INPUT RECORDS:

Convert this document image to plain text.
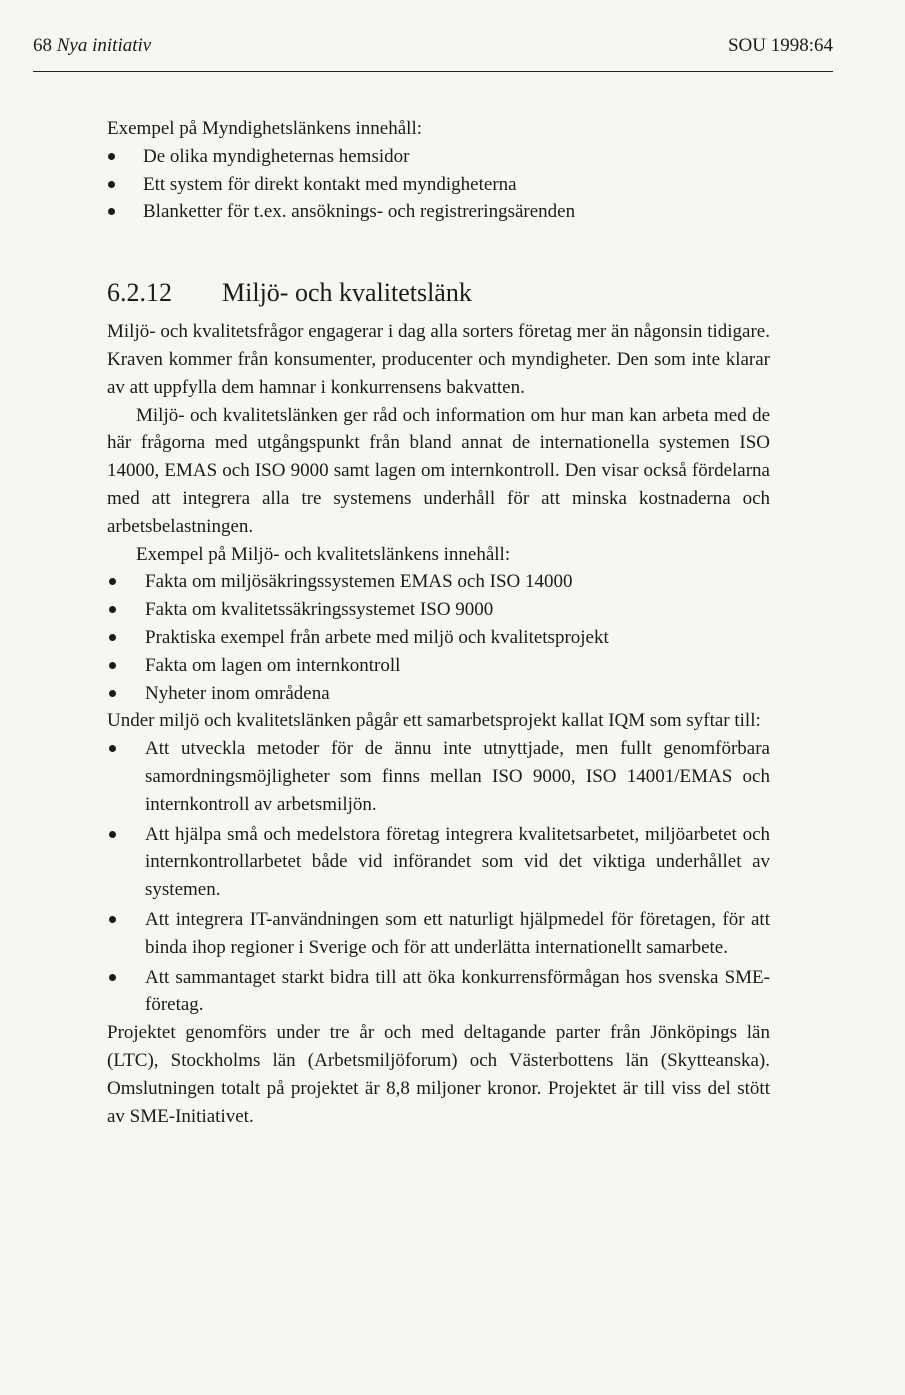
68 Nya initiativ	SOU 1998:64

Exempel på Myndighetslänkens innehåll:

De olika myndigheternas hemsidor
Ett system för direkt kontakt med myndigheterna
Blanketter för t.ex. ansöknings- och registreringsärenden
6.2.12 Miljö- och kvalitetslänk

Miljö- och kvalitetsfrågor engagerar i dag alla sorters företag mer än någonsin tidigare. Kraven kommer från konsumenter, producenter och myndigheter. Den som inte klarar av att uppfylla dem hamnar i konkurrensens bakvatten.

Miljö- och kvalitetslänken ger råd och information om hur man kan arbeta med de här frågorna med utgångspunkt från bland annat de internationella systemen ISO 14000, EMAS och ISO 9000 samt lagen om internkontroll. Den visar också fördelarna med att integrera alla tre systemens underhåll för att minska kostnaderna och arbetsbelastningen.

Exempel på Miljö- och kvalitetslänkens innehåll:

Fakta om miljösäkringssystemen EMAS och ISO 14000
Fakta om kvalitetssäkringssystemet ISO 9000
Praktiska exempel från arbete med miljö och kvalitetsprojekt
Fakta om lagen om internkontroll
Nyheter inom områdena

Under miljö och kvalitetslänken pågår ett samarbetsprojekt kallat IQM som syftar till:

Att utveckla metoder för de ännu inte utnyttjade, men fullt genomförbara samordningsmöjligheter som finns mellan ISO 9000, ISO 14001/EMAS och internkontroll av arbetsmiljön.
Att hjälpa små och medelstora företag integrera kvalitetsarbetet, miljöarbetet och internkontrollarbetet både vid införandet som vid det viktiga underhållet av systemen.
Att integrera IT-användningen som ett naturligt hjälpmedel för företagen, för att binda ihop regioner i Sverige och för att underlätta internationellt samarbete.
Att sammantaget starkt bidra till att öka konkurrensförmågan hos svenska SME-företag.

Projektet genomförs under tre år och med deltagande parter från Jönköpings län (LTC), Stockholms län (Arbetsmiljöforum) och Västerbottens län (Skytteanska). Omslutningen totalt på projektet är 8,8 miljoner kronor. Projektet är till viss del stött av SME-Initiativet.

WHAT YOU SHOULD DO: Provide only the count of lines in the records above that hold the word "lagen".

TASK SOLUTION: 2